Data entries

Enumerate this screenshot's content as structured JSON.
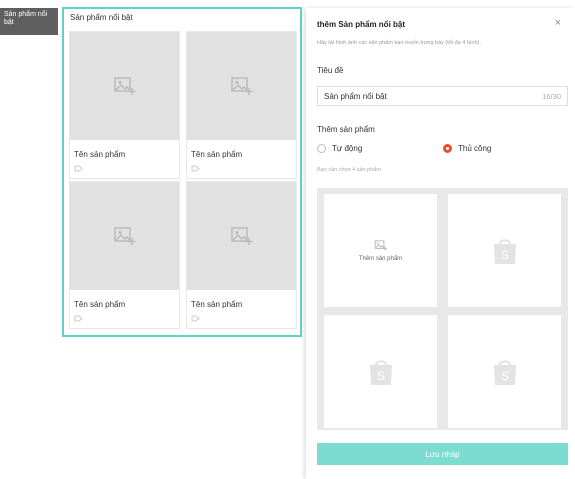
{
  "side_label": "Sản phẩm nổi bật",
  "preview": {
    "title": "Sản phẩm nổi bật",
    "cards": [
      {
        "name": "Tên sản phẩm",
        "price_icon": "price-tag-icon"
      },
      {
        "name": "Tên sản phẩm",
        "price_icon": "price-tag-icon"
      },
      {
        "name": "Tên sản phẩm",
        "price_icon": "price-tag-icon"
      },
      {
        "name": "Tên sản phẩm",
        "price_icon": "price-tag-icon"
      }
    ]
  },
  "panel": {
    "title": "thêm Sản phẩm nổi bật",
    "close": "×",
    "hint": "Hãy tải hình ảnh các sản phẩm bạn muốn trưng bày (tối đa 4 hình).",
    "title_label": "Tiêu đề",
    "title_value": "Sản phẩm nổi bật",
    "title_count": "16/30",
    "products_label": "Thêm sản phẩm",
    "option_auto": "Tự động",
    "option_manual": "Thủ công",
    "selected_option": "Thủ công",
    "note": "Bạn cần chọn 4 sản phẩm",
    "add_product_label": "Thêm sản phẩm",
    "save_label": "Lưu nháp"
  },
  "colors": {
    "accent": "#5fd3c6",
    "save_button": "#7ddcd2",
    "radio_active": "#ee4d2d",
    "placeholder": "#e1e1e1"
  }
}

### [Exercise instructions]
Output all the records, word for word, with no pictures in the copy.

### [Response to this task]
Enumerate this screenshot's content as structured JSON.
{
  "side_label": "Sản phẩm nổi bật",
  "preview": {
    "title": "Sản phẩm nổi bật",
    "cards": [
      {
        "name": "Tên sản phẩm",
        "price_icon": "price-tag-icon"
      },
      {
        "name": "Tên sản phẩm",
        "price_icon": "price-tag-icon"
      },
      {
        "name": "Tên sản phẩm",
        "price_icon": "price-tag-icon"
      },
      {
        "name": "Tên sản phẩm",
        "price_icon": "price-tag-icon"
      }
    ]
  },
  "panel": {
    "title": "thêm Sản phẩm nổi bật",
    "close": "×",
    "hint": "Hãy tải hình ảnh các sản phẩm bạn muốn trưng bày (tối đa 4 hình).",
    "title_label": "Tiêu đề",
    "title_value": "Sản phẩm nổi bật",
    "title_count": "16/30",
    "products_label": "Thêm sản phẩm",
    "option_auto": "Tự động",
    "option_manual": "Thủ công",
    "selected_option": "Thủ công",
    "note": "Bạn cần chọn 4 sản phẩm",
    "add_product_label": "Thêm sản phẩm",
    "save_label": "Lưu nháp"
  },
  "colors": {
    "accent": "#5fd3c6",
    "save_button": "#7ddcd2",
    "radio_active": "#ee4d2d",
    "placeholder": "#e1e1e1"
  }
}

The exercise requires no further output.